WORK TO DO:
Images are not part of the copy; write out the rest of the data exactly as given.
-- start of INPUT --
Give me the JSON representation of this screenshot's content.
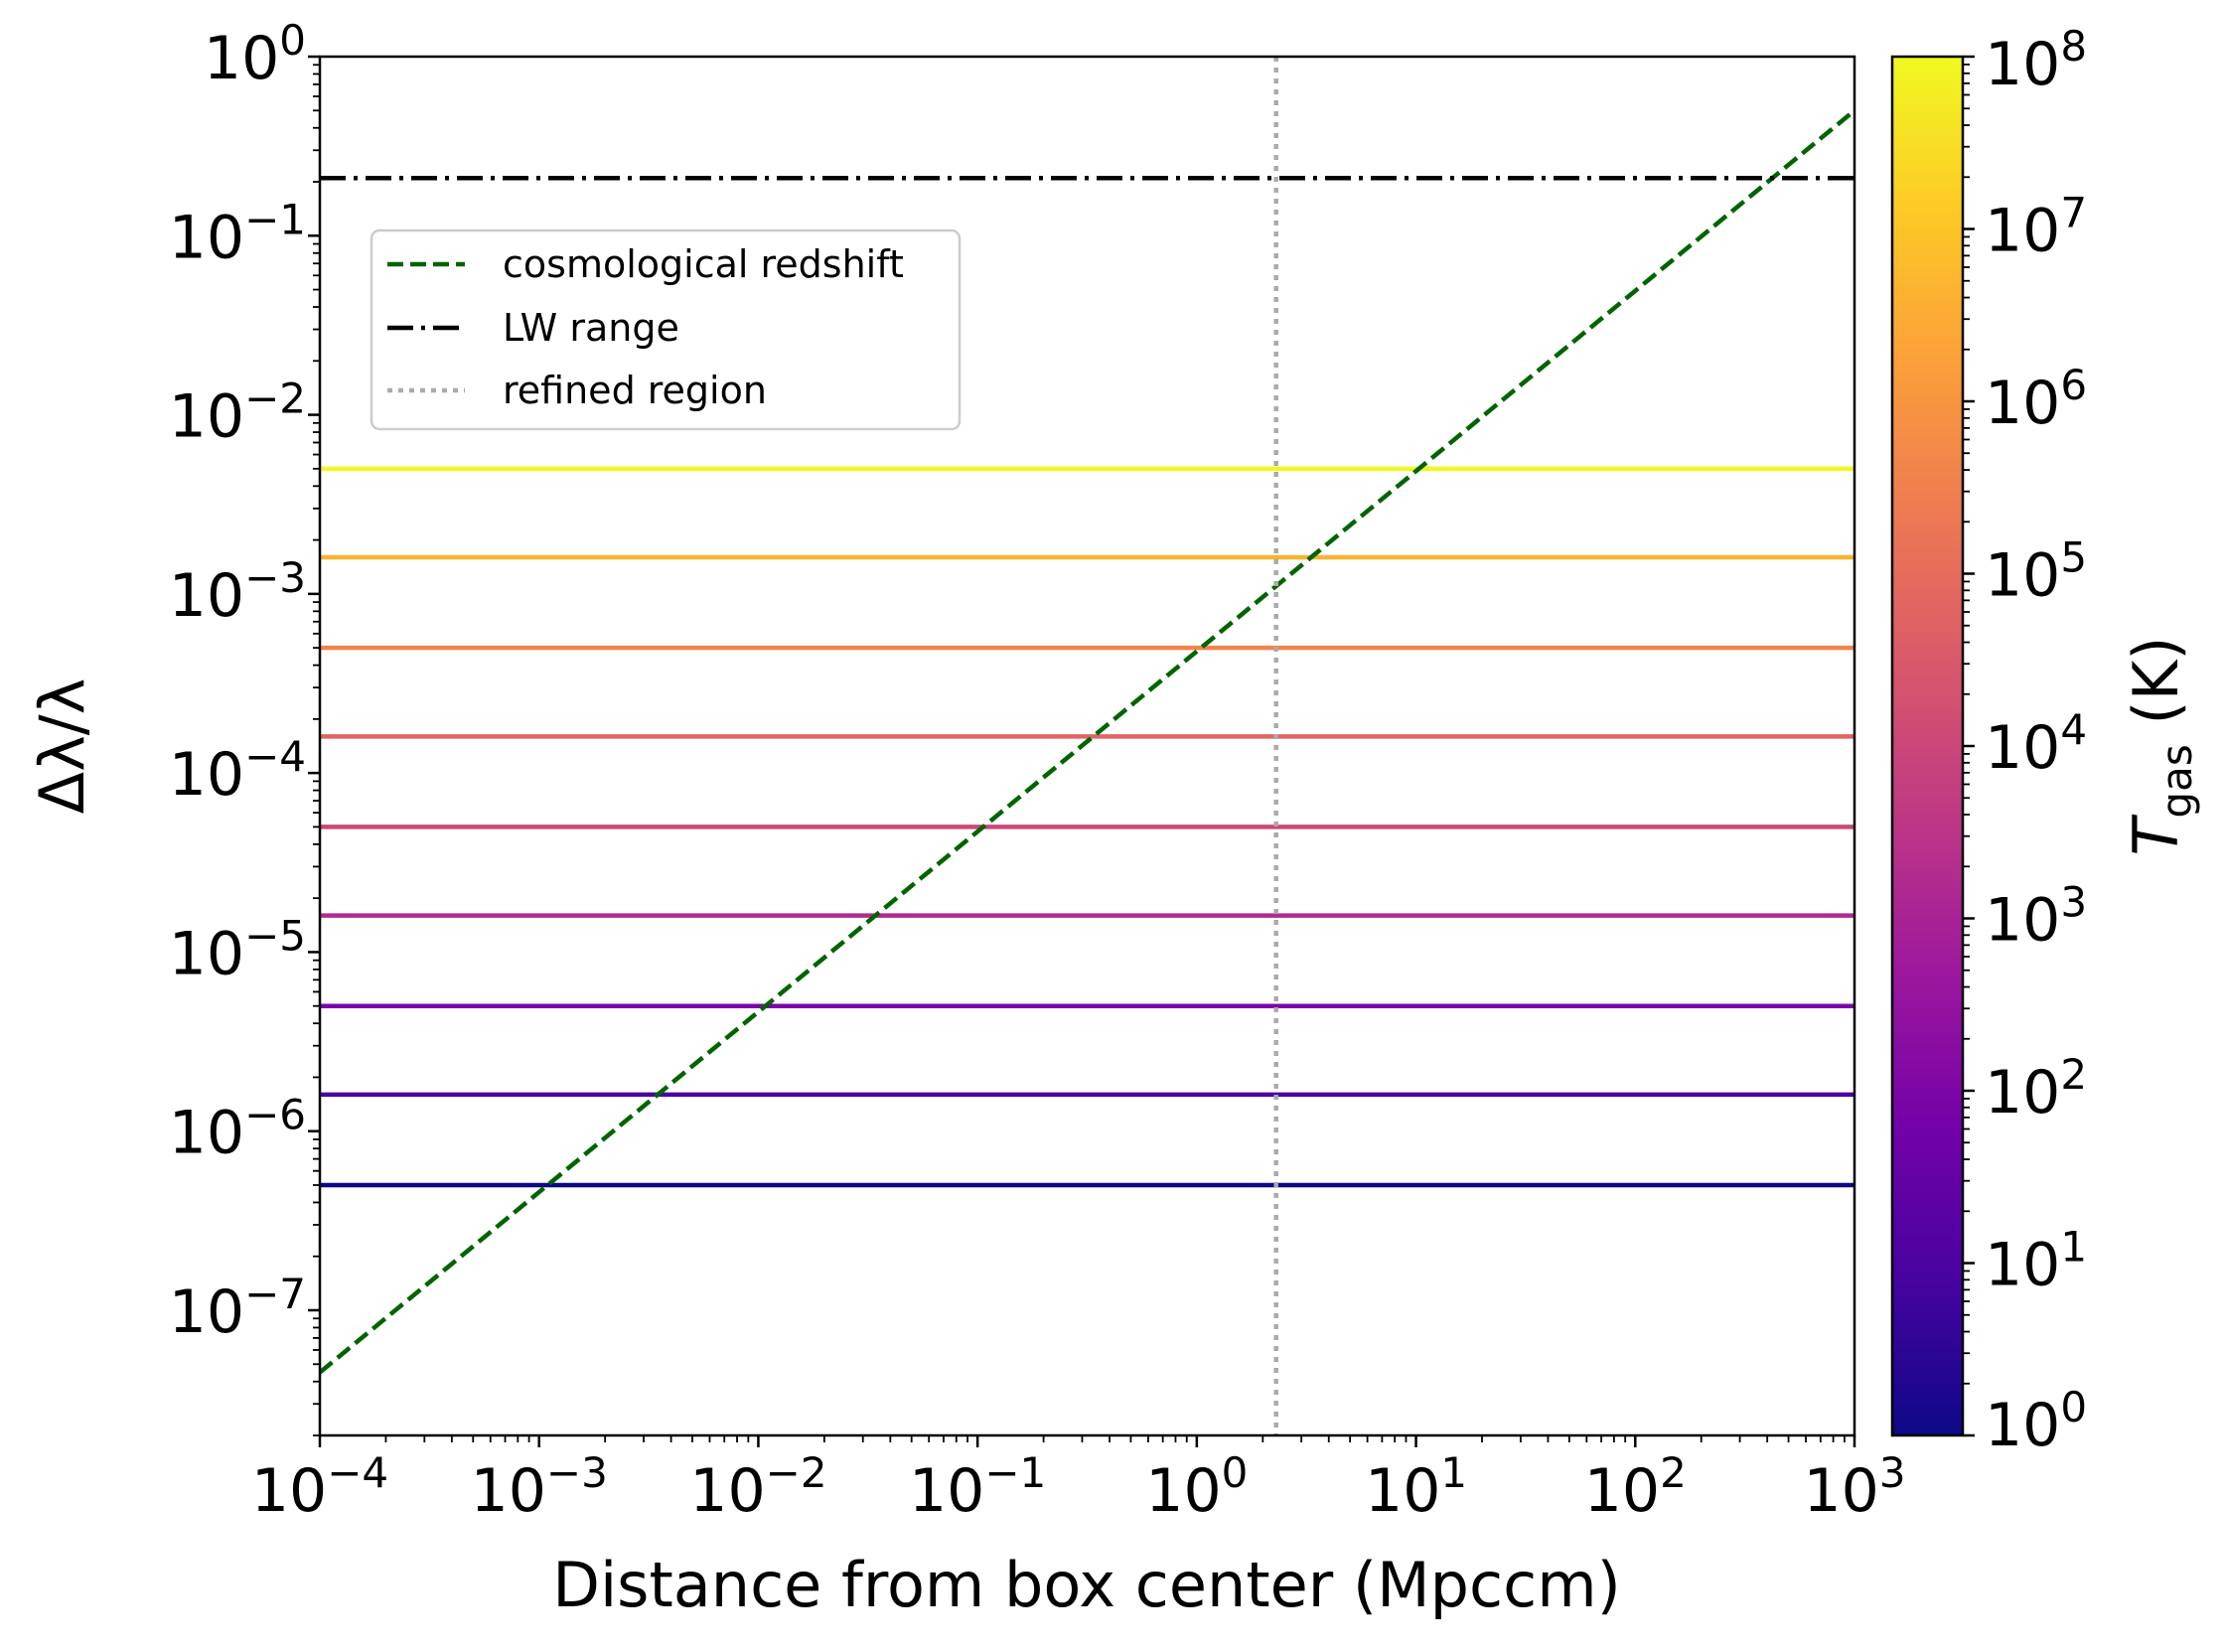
{
  "chart_data": {
    "type": "line",
    "xlabel": "Distance from box center (Mpccm)",
    "ylabel": "Δλ/λ",
    "xscale": "log",
    "yscale": "log",
    "xlim": [
      0.0001,
      1000
    ],
    "ylim": [
      2e-08,
      1
    ],
    "x_ticks": [
      {
        "base": "10",
        "exp": "−4",
        "value": 0.0001
      },
      {
        "base": "10",
        "exp": "−3",
        "value": 0.001
      },
      {
        "base": "10",
        "exp": "−2",
        "value": 0.01
      },
      {
        "base": "10",
        "exp": "−1",
        "value": 0.1
      },
      {
        "base": "10",
        "exp": "0",
        "value": 1
      },
      {
        "base": "10",
        "exp": "1",
        "value": 10
      },
      {
        "base": "10",
        "exp": "2",
        "value": 100
      },
      {
        "base": "10",
        "exp": "3",
        "value": 1000
      }
    ],
    "y_ticks": [
      {
        "base": "10",
        "exp": "−7",
        "value": 1e-07
      },
      {
        "base": "10",
        "exp": "−6",
        "value": 1e-06
      },
      {
        "base": "10",
        "exp": "−5",
        "value": 1e-05
      },
      {
        "base": "10",
        "exp": "−4",
        "value": 0.0001
      },
      {
        "base": "10",
        "exp": "−3",
        "value": 0.001
      },
      {
        "base": "10",
        "exp": "−2",
        "value": 0.01
      },
      {
        "base": "10",
        "exp": "−1",
        "value": 0.1
      },
      {
        "base": "10",
        "exp": "0",
        "value": 1
      }
    ],
    "grid": false,
    "legend_position": "upper-left",
    "series": [
      {
        "name": "cosmological redshift",
        "style": "dashed",
        "color": "#006400",
        "x": [
          0.0001,
          1000
        ],
        "y": [
          4.5e-08,
          0.5
        ]
      },
      {
        "name": "LW range",
        "style": "dashdot",
        "color": "#000000",
        "x": [
          0.0001,
          1000
        ],
        "y": [
          0.21,
          0.21
        ]
      },
      {
        "name": "refined region",
        "style": "dotted",
        "color": "#aaaaaa",
        "orientation": "vertical",
        "x_value": 2.3
      }
    ],
    "thermal_lines": {
      "x_range": [
        0.0001,
        1000
      ],
      "lines": [
        {
          "T": 1,
          "y": 5e-07,
          "color": "#0d0887"
        },
        {
          "T": 10,
          "y": 1.6e-06,
          "color": "#4c02a1"
        },
        {
          "T": 100,
          "y": 5e-06,
          "color": "#7e03a8"
        },
        {
          "T": 1000,
          "y": 1.6e-05,
          "color": "#b12a90"
        },
        {
          "T": 10000,
          "y": 5e-05,
          "color": "#cc4778"
        },
        {
          "T": 100000,
          "y": 0.00016,
          "color": "#e16462"
        },
        {
          "T": 1000000,
          "y": 0.0005,
          "color": "#f2844b"
        },
        {
          "T": 10000000,
          "y": 0.0016,
          "color": "#fbb32f"
        },
        {
          "T": 100000000,
          "y": 0.005,
          "color": "#f0f921"
        }
      ]
    },
    "colorbar": {
      "label_main": "T",
      "label_sub": "gas",
      "label_unit": " (K)",
      "scale": "log",
      "range": [
        1,
        100000000
      ],
      "colormap": "plasma",
      "stops": [
        "#0d0887",
        "#46039f",
        "#7201a8",
        "#9c179e",
        "#bd3786",
        "#d8576b",
        "#ed7953",
        "#fb9f3a",
        "#fdca26",
        "#f0f921"
      ],
      "ticks": [
        {
          "base": "10",
          "exp": "0",
          "value": 1
        },
        {
          "base": "10",
          "exp": "1",
          "value": 10
        },
        {
          "base": "10",
          "exp": "2",
          "value": 100
        },
        {
          "base": "10",
          "exp": "3",
          "value": 1000
        },
        {
          "base": "10",
          "exp": "4",
          "value": 10000
        },
        {
          "base": "10",
          "exp": "5",
          "value": 100000
        },
        {
          "base": "10",
          "exp": "6",
          "value": 1000000
        },
        {
          "base": "10",
          "exp": "7",
          "value": 10000000
        },
        {
          "base": "10",
          "exp": "8",
          "value": 100000000
        }
      ]
    }
  }
}
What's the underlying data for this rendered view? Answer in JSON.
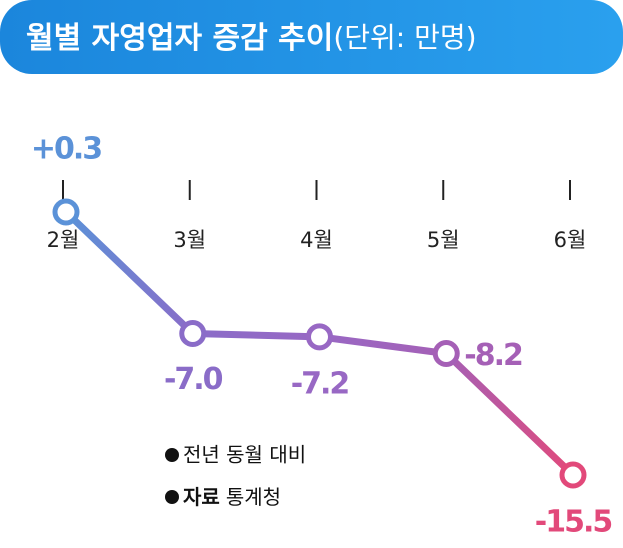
{
  "chart_data": {
    "type": "line",
    "title": "월별 자영업자 증감 추이",
    "unit": "(단위: 만명)",
    "categories": [
      "2월",
      "3월",
      "4월",
      "5월",
      "6월"
    ],
    "values": [
      0.3,
      -7.0,
      -7.2,
      -8.2,
      -15.5
    ],
    "value_labels": [
      "+0.3",
      "-7.0",
      "-7.2",
      "-8.2",
      "-15.5"
    ],
    "point_colors": [
      "#5b92d8",
      "#8a6cc8",
      "#9868c4",
      "#a560b6",
      "#e2497a"
    ],
    "series_name": "전년 동월 대비",
    "source_label": "자료",
    "source": "통계청"
  }
}
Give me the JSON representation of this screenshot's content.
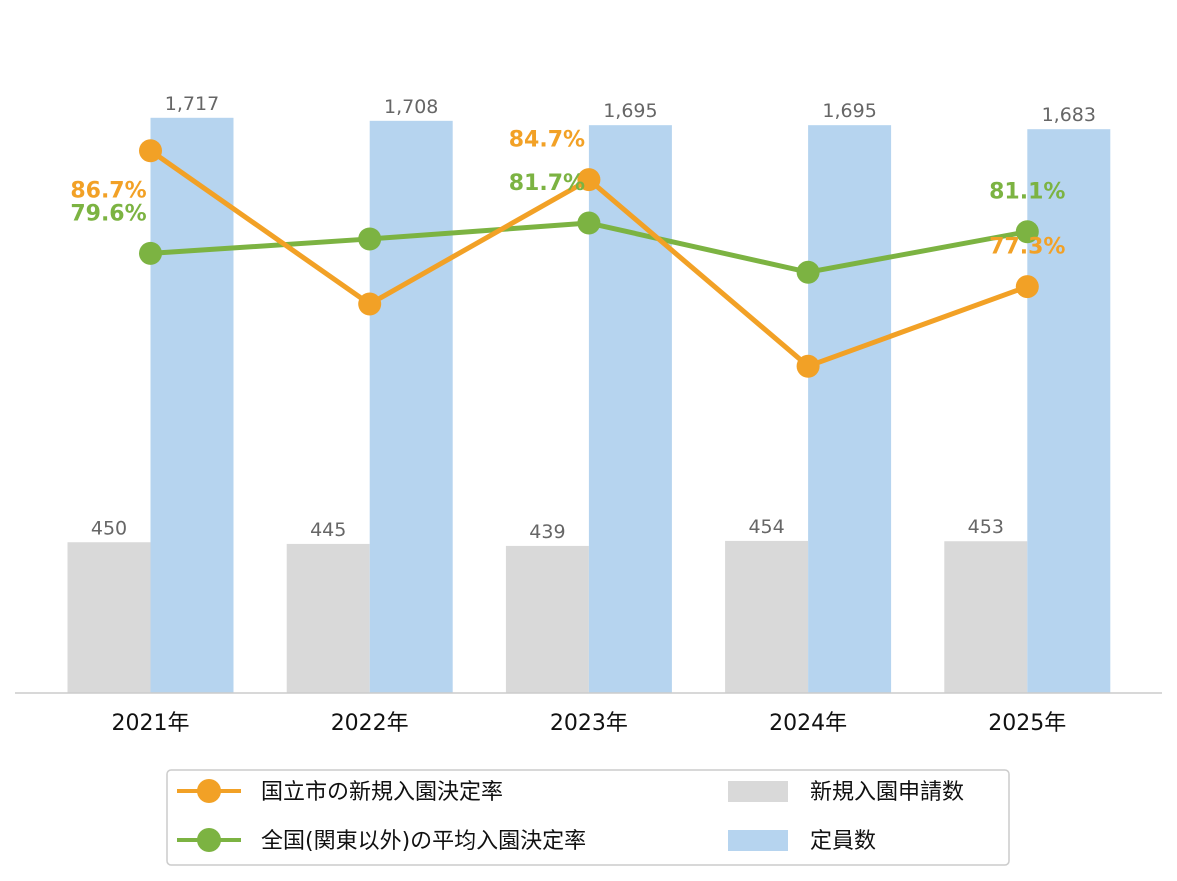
{
  "chart_data": {
    "type": "bar",
    "categories": [
      "2021年",
      "2022年",
      "2023年",
      "2024年",
      "2025年"
    ],
    "bar_series": [
      {
        "name": "新規入園申請数",
        "values": [
          450,
          445,
          439,
          454,
          453
        ],
        "labels": [
          "450",
          "445",
          "439",
          "454",
          "453"
        ],
        "color": "#d9d9d9"
      },
      {
        "name": "定員数",
        "values": [
          1717,
          1708,
          1695,
          1695,
          1683
        ],
        "labels": [
          "1,717",
          "1,708",
          "1,695",
          "1,695",
          "1,683"
        ],
        "color": "#b6d4ef"
      }
    ],
    "line_series": [
      {
        "name": "国立市の新規入園決定率",
        "values": [
          86.7,
          76.1,
          84.7,
          71.8,
          77.3
        ],
        "labels": [
          "86.7%",
          "",
          "84.7%",
          "",
          "77.3%"
        ],
        "color": "#f2a126"
      },
      {
        "name": "全国(関東以外)の平均入園決定率",
        "values": [
          79.6,
          80.6,
          81.7,
          78.3,
          81.1
        ],
        "labels": [
          "79.6%",
          "",
          "81.7%",
          "",
          "81.1%"
        ],
        "color": "#7cb342"
      }
    ],
    "bar_ylim": [
      0,
      1800
    ],
    "line_ylim": [
      49.2,
      90.9
    ],
    "grid": false,
    "legend_position": "bottom"
  }
}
-- end of INPUT --
TASK RESULT:
Give me the JSON representation of this screenshot's content.
{
  "chart_data": {
    "type": "line",
    "xlabel": "Distance from box center (Mpccm)",
    "ylabel": "Δλ/λ",
    "xscale": "log",
    "yscale": "log",
    "xlim": [
      0.0001,
      1000
    ],
    "ylim": [
      2e-08,
      1
    ],
    "x_ticks": [
      {
        "base": "10",
        "exp": "−4",
        "value": 0.0001
      },
      {
        "base": "10",
        "exp": "−3",
        "value": 0.001
      },
      {
        "base": "10",
        "exp": "−2",
        "value": 0.01
      },
      {
        "base": "10",
        "exp": "−1",
        "value": 0.1
      },
      {
        "base": "10",
        "exp": "0",
        "value": 1
      },
      {
        "base": "10",
        "exp": "1",
        "value": 10
      },
      {
        "base": "10",
        "exp": "2",
        "value": 100
      },
      {
        "base": "10",
        "exp": "3",
        "value": 1000
      }
    ],
    "y_ticks": [
      {
        "base": "10",
        "exp": "−7",
        "value": 1e-07
      },
      {
        "base": "10",
        "exp": "−6",
        "value": 1e-06
      },
      {
        "base": "10",
        "exp": "−5",
        "value": 1e-05
      },
      {
        "base": "10",
        "exp": "−4",
        "value": 0.0001
      },
      {
        "base": "10",
        "exp": "−3",
        "value": 0.001
      },
      {
        "base": "10",
        "exp": "−2",
        "value": 0.01
      },
      {
        "base": "10",
        "exp": "−1",
        "value": 0.1
      },
      {
        "base": "10",
        "exp": "0",
        "value": 1
      }
    ],
    "grid": false,
    "legend_position": "upper-left",
    "series": [
      {
        "name": "cosmological redshift",
        "style": "dashed",
        "color": "#006400",
        "x": [
          0.0001,
          1000
        ],
        "y": [
          4.5e-08,
          0.5
        ]
      },
      {
        "name": "LW range",
        "style": "dashdot",
        "color": "#000000",
        "x": [
          0.0001,
          1000
        ],
        "y": [
          0.21,
          0.21
        ]
      },
      {
        "name": "refined region",
        "style": "dotted",
        "color": "#aaaaaa",
        "orientation": "vertical",
        "x_value": 2.3
      }
    ],
    "thermal_lines": {
      "x_range": [
        0.0001,
        1000
      ],
      "lines": [
        {
          "T": 1,
          "y": 5e-07,
          "color": "#0d0887"
        },
        {
          "T": 10,
          "y": 1.6e-06,
          "color": "#4c02a1"
        },
        {
          "T": 100,
          "y": 5e-06,
          "color": "#7e03a8"
        },
        {
          "T": 1000,
          "y": 1.6e-05,
          "color": "#b12a90"
        },
        {
          "T": 10000,
          "y": 5e-05,
          "color": "#cc4778"
        },
        {
          "T": 100000,
          "y": 0.00016,
          "color": "#e16462"
        },
        {
          "T": 1000000,
          "y": 0.0005,
          "color": "#f2844b"
        },
        {
          "T": 10000000,
          "y": 0.0016,
          "color": "#fbb32f"
        },
        {
          "T": 100000000,
          "y": 0.005,
          "color": "#f0f921"
        }
      ]
    },
    "colorbar": {
      "label_main": "T",
      "label_sub": "gas",
      "label_unit": " (K)",
      "scale": "log",
      "range": [
        1,
        100000000
      ],
      "colormap": "plasma",
      "stops": [
        "#0d0887",
        "#46039f",
        "#7201a8",
        "#9c179e",
        "#bd3786",
        "#d8576b",
        "#ed7953",
        "#fb9f3a",
        "#fdca26",
        "#f0f921"
      ],
      "ticks": [
        {
          "base": "10",
          "exp": "0",
          "value": 1
        },
        {
          "base": "10",
          "exp": "1",
          "value": 10
        },
        {
          "base": "10",
          "exp": "2",
          "value": 100
        },
        {
          "base": "10",
          "exp": "3",
          "value": 1000
        },
        {
          "base": "10",
          "exp": "4",
          "value": 10000
        },
        {
          "base": "10",
          "exp": "5",
          "value": 100000
        },
        {
          "base": "10",
          "exp": "6",
          "value": 1000000
        },
        {
          "base": "10",
          "exp": "7",
          "value": 10000000
        },
        {
          "base": "10",
          "exp": "8",
          "value": 100000000
        }
      ]
    }
  }
}
What's the underlying data for this rendered view? Answer in JSON.
{
  "chart_data": {
    "type": "line",
    "title": "월별 자영업자 증감 추이",
    "unit": "(단위: 만명)",
    "categories": [
      "2월",
      "3월",
      "4월",
      "5월",
      "6월"
    ],
    "values": [
      0.3,
      -7.0,
      -7.2,
      -8.2,
      -15.5
    ],
    "value_labels": [
      "+0.3",
      "-7.0",
      "-7.2",
      "-8.2",
      "-15.5"
    ],
    "point_colors": [
      "#5b92d8",
      "#8a6cc8",
      "#9868c4",
      "#a560b6",
      "#e2497a"
    ],
    "series_name": "전년 동월 대비",
    "source_label": "자료",
    "source": "통계청"
  }
}
Give me the JSON representation of this screenshot's content.
{
  "chart_data": {
    "type": "bar",
    "categories": [
      "2021年",
      "2022年",
      "2023年",
      "2024年",
      "2025年"
    ],
    "bar_series": [
      {
        "name": "新規入園申請数",
        "values": [
          450,
          445,
          439,
          454,
          453
        ],
        "labels": [
          "450",
          "445",
          "439",
          "454",
          "453"
        ],
        "color": "#d9d9d9"
      },
      {
        "name": "定員数",
        "values": [
          1717,
          1708,
          1695,
          1695,
          1683
        ],
        "labels": [
          "1,717",
          "1,708",
          "1,695",
          "1,695",
          "1,683"
        ],
        "color": "#b6d4ef"
      }
    ],
    "line_series": [
      {
        "name": "国立市の新規入園決定率",
        "values": [
          86.7,
          76.1,
          84.7,
          71.8,
          77.3
        ],
        "labels": [
          "86.7%",
          "",
          "84.7%",
          "",
          "77.3%"
        ],
        "color": "#f2a126"
      },
      {
        "name": "全国(関東以外)の平均入園決定率",
        "values": [
          79.6,
          80.6,
          81.7,
          78.3,
          81.1
        ],
        "labels": [
          "79.6%",
          "",
          "81.7%",
          "",
          "81.1%"
        ],
        "color": "#7cb342"
      }
    ],
    "bar_ylim": [
      0,
      1800
    ],
    "line_ylim": [
      49.2,
      90.9
    ],
    "grid": false,
    "legend_position": "bottom"
  }
}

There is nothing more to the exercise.